"""
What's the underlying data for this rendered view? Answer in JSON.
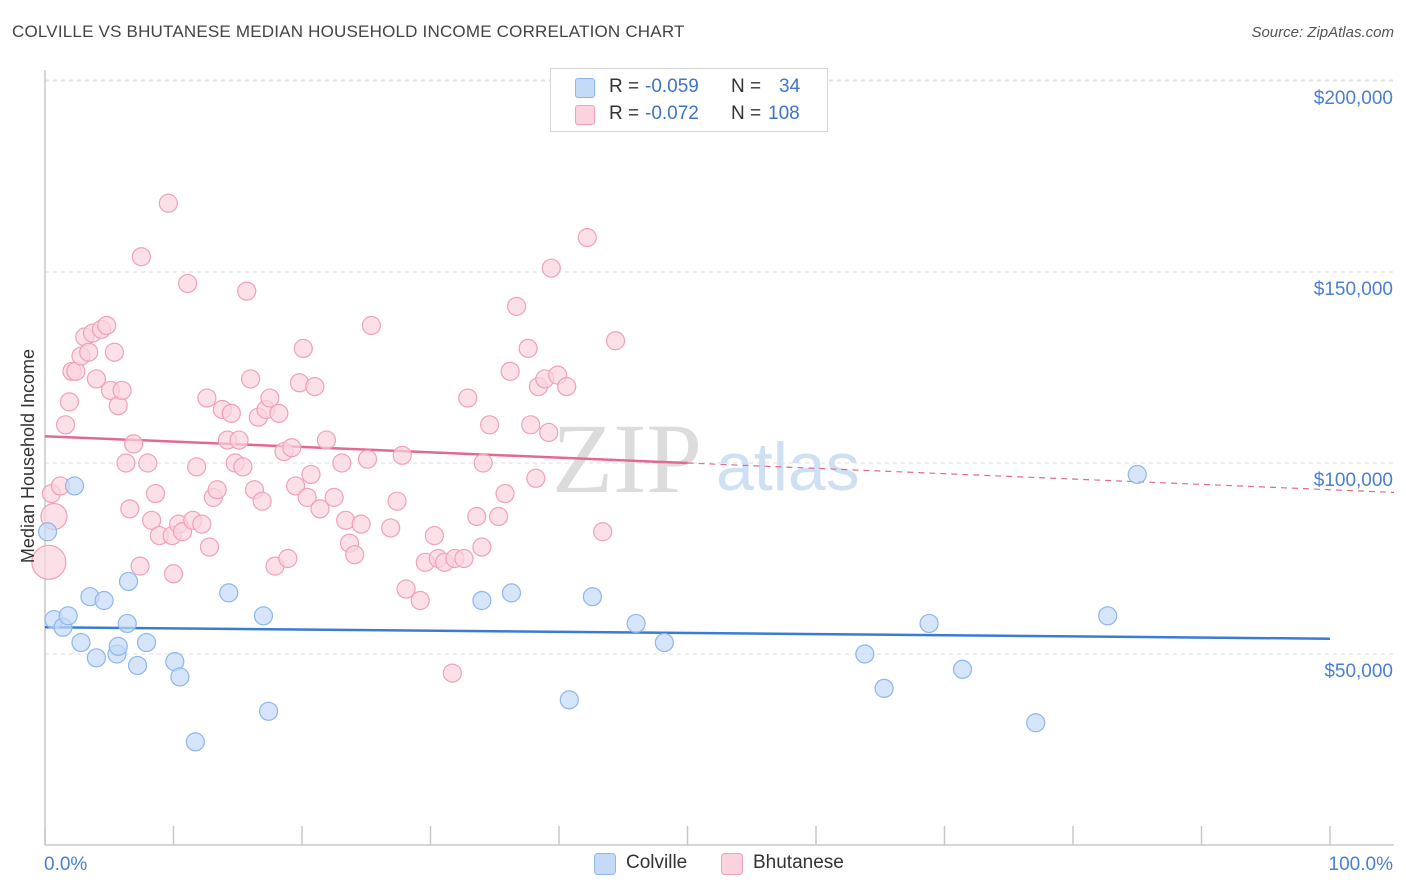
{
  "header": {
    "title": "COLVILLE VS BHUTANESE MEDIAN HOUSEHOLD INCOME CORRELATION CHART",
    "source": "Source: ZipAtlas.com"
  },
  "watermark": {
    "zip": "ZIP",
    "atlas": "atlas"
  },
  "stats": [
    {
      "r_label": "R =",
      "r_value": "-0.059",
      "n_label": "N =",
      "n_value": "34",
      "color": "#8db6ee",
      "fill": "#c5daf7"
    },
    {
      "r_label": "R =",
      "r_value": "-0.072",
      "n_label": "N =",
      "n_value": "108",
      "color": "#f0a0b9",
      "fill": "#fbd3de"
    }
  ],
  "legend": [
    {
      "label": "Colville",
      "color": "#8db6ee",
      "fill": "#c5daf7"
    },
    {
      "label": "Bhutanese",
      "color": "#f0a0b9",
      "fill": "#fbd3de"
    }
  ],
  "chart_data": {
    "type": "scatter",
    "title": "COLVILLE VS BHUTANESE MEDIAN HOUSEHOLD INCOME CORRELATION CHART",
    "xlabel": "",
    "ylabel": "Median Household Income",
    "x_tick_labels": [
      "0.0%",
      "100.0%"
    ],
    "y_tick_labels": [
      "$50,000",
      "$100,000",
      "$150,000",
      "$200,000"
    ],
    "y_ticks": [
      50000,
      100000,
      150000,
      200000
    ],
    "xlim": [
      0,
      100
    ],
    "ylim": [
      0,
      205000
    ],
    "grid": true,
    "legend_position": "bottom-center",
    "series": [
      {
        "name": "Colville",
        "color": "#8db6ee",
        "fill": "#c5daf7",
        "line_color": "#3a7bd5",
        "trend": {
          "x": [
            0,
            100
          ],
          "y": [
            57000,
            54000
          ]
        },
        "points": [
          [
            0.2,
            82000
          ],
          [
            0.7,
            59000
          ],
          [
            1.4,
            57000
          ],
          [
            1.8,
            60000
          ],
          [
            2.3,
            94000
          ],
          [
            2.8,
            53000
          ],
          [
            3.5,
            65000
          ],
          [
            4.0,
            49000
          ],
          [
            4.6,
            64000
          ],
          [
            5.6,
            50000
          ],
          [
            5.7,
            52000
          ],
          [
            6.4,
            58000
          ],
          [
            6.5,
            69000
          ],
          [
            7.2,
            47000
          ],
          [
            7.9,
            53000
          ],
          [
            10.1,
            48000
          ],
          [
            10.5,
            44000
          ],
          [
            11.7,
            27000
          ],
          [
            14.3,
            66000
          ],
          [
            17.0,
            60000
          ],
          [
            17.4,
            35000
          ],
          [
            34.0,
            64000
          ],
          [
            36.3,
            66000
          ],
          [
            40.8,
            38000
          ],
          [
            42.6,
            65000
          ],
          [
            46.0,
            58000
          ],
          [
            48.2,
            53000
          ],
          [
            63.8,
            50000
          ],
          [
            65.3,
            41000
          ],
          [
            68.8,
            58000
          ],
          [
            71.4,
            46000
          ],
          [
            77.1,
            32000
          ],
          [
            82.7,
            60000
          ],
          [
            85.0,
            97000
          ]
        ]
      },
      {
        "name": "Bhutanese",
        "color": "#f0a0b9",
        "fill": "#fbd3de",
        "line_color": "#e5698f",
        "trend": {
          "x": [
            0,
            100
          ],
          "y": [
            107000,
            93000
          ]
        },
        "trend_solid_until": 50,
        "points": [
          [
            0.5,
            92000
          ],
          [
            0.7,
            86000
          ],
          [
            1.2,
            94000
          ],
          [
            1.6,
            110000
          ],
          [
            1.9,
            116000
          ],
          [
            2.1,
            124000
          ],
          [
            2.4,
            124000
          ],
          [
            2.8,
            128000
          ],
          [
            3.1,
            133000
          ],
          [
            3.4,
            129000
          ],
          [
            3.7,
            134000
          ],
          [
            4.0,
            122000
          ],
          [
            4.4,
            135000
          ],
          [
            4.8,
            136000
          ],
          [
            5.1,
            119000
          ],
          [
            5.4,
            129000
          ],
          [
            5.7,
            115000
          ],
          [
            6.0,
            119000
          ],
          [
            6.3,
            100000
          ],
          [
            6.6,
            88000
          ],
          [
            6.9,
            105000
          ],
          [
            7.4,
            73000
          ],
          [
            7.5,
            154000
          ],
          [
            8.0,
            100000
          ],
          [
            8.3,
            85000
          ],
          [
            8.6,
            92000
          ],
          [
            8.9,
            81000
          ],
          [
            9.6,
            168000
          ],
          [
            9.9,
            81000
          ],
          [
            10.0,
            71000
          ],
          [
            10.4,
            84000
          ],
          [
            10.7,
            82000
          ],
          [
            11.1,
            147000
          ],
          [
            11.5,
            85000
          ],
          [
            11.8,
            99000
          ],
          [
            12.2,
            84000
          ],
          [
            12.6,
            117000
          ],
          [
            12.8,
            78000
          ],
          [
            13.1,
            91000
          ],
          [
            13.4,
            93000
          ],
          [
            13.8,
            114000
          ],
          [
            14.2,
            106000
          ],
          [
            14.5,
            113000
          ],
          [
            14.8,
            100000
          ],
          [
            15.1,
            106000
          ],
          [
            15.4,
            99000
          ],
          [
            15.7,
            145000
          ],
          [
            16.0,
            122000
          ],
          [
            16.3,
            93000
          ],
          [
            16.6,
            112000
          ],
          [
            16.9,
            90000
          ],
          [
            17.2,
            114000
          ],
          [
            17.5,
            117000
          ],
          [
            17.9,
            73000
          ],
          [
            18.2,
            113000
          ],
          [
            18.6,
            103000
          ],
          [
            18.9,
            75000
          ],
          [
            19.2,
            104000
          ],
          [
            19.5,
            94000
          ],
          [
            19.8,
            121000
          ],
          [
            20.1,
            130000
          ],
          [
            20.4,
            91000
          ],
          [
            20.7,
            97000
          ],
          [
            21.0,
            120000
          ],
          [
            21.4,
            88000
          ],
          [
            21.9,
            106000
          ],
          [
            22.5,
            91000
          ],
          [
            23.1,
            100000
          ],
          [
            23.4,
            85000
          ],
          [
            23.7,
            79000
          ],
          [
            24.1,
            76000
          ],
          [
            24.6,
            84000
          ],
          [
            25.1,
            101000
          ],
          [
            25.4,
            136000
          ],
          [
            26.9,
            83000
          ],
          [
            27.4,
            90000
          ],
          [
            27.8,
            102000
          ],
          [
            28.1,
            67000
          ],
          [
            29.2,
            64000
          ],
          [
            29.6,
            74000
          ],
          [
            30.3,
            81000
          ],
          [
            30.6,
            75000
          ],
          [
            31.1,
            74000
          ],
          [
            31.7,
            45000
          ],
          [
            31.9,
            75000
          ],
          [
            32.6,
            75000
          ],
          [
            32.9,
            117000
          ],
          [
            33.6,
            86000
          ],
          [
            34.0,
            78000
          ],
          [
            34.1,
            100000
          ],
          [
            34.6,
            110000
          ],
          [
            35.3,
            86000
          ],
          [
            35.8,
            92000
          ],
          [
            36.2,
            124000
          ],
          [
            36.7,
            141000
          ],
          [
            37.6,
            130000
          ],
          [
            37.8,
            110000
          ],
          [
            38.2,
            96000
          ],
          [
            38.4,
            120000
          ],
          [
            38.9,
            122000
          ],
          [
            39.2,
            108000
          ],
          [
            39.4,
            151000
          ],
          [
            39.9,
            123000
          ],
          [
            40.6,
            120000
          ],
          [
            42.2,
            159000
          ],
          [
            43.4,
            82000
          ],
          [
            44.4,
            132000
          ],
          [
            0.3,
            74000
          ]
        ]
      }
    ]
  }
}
"""
## [SET EXERCISE]
Exclude every picture and copy the remaining data exactly.

## [EXERCISE ANSWER]
What's the underlying data for this rendered view? Answer in JSON.
{
  "header": {
    "title": "COLVILLE VS BHUTANESE MEDIAN HOUSEHOLD INCOME CORRELATION CHART",
    "source": "Source: ZipAtlas.com"
  },
  "watermark": {
    "zip": "ZIP",
    "atlas": "atlas"
  },
  "stats": [
    {
      "r_label": "R =",
      "r_value": "-0.059",
      "n_label": "N =",
      "n_value": "34",
      "color": "#8db6ee",
      "fill": "#c5daf7"
    },
    {
      "r_label": "R =",
      "r_value": "-0.072",
      "n_label": "N =",
      "n_value": "108",
      "color": "#f0a0b9",
      "fill": "#fbd3de"
    }
  ],
  "legend": [
    {
      "label": "Colville",
      "color": "#8db6ee",
      "fill": "#c5daf7"
    },
    {
      "label": "Bhutanese",
      "color": "#f0a0b9",
      "fill": "#fbd3de"
    }
  ],
  "chart_data": {
    "type": "scatter",
    "title": "COLVILLE VS BHUTANESE MEDIAN HOUSEHOLD INCOME CORRELATION CHART",
    "xlabel": "",
    "ylabel": "Median Household Income",
    "x_tick_labels": [
      "0.0%",
      "100.0%"
    ],
    "y_tick_labels": [
      "$50,000",
      "$100,000",
      "$150,000",
      "$200,000"
    ],
    "y_ticks": [
      50000,
      100000,
      150000,
      200000
    ],
    "xlim": [
      0,
      100
    ],
    "ylim": [
      0,
      205000
    ],
    "grid": true,
    "legend_position": "bottom-center",
    "series": [
      {
        "name": "Colville",
        "color": "#8db6ee",
        "fill": "#c5daf7",
        "line_color": "#3a7bd5",
        "trend": {
          "x": [
            0,
            100
          ],
          "y": [
            57000,
            54000
          ]
        },
        "points": [
          [
            0.2,
            82000
          ],
          [
            0.7,
            59000
          ],
          [
            1.4,
            57000
          ],
          [
            1.8,
            60000
          ],
          [
            2.3,
            94000
          ],
          [
            2.8,
            53000
          ],
          [
            3.5,
            65000
          ],
          [
            4.0,
            49000
          ],
          [
            4.6,
            64000
          ],
          [
            5.6,
            50000
          ],
          [
            5.7,
            52000
          ],
          [
            6.4,
            58000
          ],
          [
            6.5,
            69000
          ],
          [
            7.2,
            47000
          ],
          [
            7.9,
            53000
          ],
          [
            10.1,
            48000
          ],
          [
            10.5,
            44000
          ],
          [
            11.7,
            27000
          ],
          [
            14.3,
            66000
          ],
          [
            17.0,
            60000
          ],
          [
            17.4,
            35000
          ],
          [
            34.0,
            64000
          ],
          [
            36.3,
            66000
          ],
          [
            40.8,
            38000
          ],
          [
            42.6,
            65000
          ],
          [
            46.0,
            58000
          ],
          [
            48.2,
            53000
          ],
          [
            63.8,
            50000
          ],
          [
            65.3,
            41000
          ],
          [
            68.8,
            58000
          ],
          [
            71.4,
            46000
          ],
          [
            77.1,
            32000
          ],
          [
            82.7,
            60000
          ],
          [
            85.0,
            97000
          ]
        ]
      },
      {
        "name": "Bhutanese",
        "color": "#f0a0b9",
        "fill": "#fbd3de",
        "line_color": "#e5698f",
        "trend": {
          "x": [
            0,
            100
          ],
          "y": [
            107000,
            93000
          ]
        },
        "trend_solid_until": 50,
        "points": [
          [
            0.5,
            92000
          ],
          [
            0.7,
            86000
          ],
          [
            1.2,
            94000
          ],
          [
            1.6,
            110000
          ],
          [
            1.9,
            116000
          ],
          [
            2.1,
            124000
          ],
          [
            2.4,
            124000
          ],
          [
            2.8,
            128000
          ],
          [
            3.1,
            133000
          ],
          [
            3.4,
            129000
          ],
          [
            3.7,
            134000
          ],
          [
            4.0,
            122000
          ],
          [
            4.4,
            135000
          ],
          [
            4.8,
            136000
          ],
          [
            5.1,
            119000
          ],
          [
            5.4,
            129000
          ],
          [
            5.7,
            115000
          ],
          [
            6.0,
            119000
          ],
          [
            6.3,
            100000
          ],
          [
            6.6,
            88000
          ],
          [
            6.9,
            105000
          ],
          [
            7.4,
            73000
          ],
          [
            7.5,
            154000
          ],
          [
            8.0,
            100000
          ],
          [
            8.3,
            85000
          ],
          [
            8.6,
            92000
          ],
          [
            8.9,
            81000
          ],
          [
            9.6,
            168000
          ],
          [
            9.9,
            81000
          ],
          [
            10.0,
            71000
          ],
          [
            10.4,
            84000
          ],
          [
            10.7,
            82000
          ],
          [
            11.1,
            147000
          ],
          [
            11.5,
            85000
          ],
          [
            11.8,
            99000
          ],
          [
            12.2,
            84000
          ],
          [
            12.6,
            117000
          ],
          [
            12.8,
            78000
          ],
          [
            13.1,
            91000
          ],
          [
            13.4,
            93000
          ],
          [
            13.8,
            114000
          ],
          [
            14.2,
            106000
          ],
          [
            14.5,
            113000
          ],
          [
            14.8,
            100000
          ],
          [
            15.1,
            106000
          ],
          [
            15.4,
            99000
          ],
          [
            15.7,
            145000
          ],
          [
            16.0,
            122000
          ],
          [
            16.3,
            93000
          ],
          [
            16.6,
            112000
          ],
          [
            16.9,
            90000
          ],
          [
            17.2,
            114000
          ],
          [
            17.5,
            117000
          ],
          [
            17.9,
            73000
          ],
          [
            18.2,
            113000
          ],
          [
            18.6,
            103000
          ],
          [
            18.9,
            75000
          ],
          [
            19.2,
            104000
          ],
          [
            19.5,
            94000
          ],
          [
            19.8,
            121000
          ],
          [
            20.1,
            130000
          ],
          [
            20.4,
            91000
          ],
          [
            20.7,
            97000
          ],
          [
            21.0,
            120000
          ],
          [
            21.4,
            88000
          ],
          [
            21.9,
            106000
          ],
          [
            22.5,
            91000
          ],
          [
            23.1,
            100000
          ],
          [
            23.4,
            85000
          ],
          [
            23.7,
            79000
          ],
          [
            24.1,
            76000
          ],
          [
            24.6,
            84000
          ],
          [
            25.1,
            101000
          ],
          [
            25.4,
            136000
          ],
          [
            26.9,
            83000
          ],
          [
            27.4,
            90000
          ],
          [
            27.8,
            102000
          ],
          [
            28.1,
            67000
          ],
          [
            29.2,
            64000
          ],
          [
            29.6,
            74000
          ],
          [
            30.3,
            81000
          ],
          [
            30.6,
            75000
          ],
          [
            31.1,
            74000
          ],
          [
            31.7,
            45000
          ],
          [
            31.9,
            75000
          ],
          [
            32.6,
            75000
          ],
          [
            32.9,
            117000
          ],
          [
            33.6,
            86000
          ],
          [
            34.0,
            78000
          ],
          [
            34.1,
            100000
          ],
          [
            34.6,
            110000
          ],
          [
            35.3,
            86000
          ],
          [
            35.8,
            92000
          ],
          [
            36.2,
            124000
          ],
          [
            36.7,
            141000
          ],
          [
            37.6,
            130000
          ],
          [
            37.8,
            110000
          ],
          [
            38.2,
            96000
          ],
          [
            38.4,
            120000
          ],
          [
            38.9,
            122000
          ],
          [
            39.2,
            108000
          ],
          [
            39.4,
            151000
          ],
          [
            39.9,
            123000
          ],
          [
            40.6,
            120000
          ],
          [
            42.2,
            159000
          ],
          [
            43.4,
            82000
          ],
          [
            44.4,
            132000
          ],
          [
            0.3,
            74000
          ]
        ]
      }
    ]
  }
}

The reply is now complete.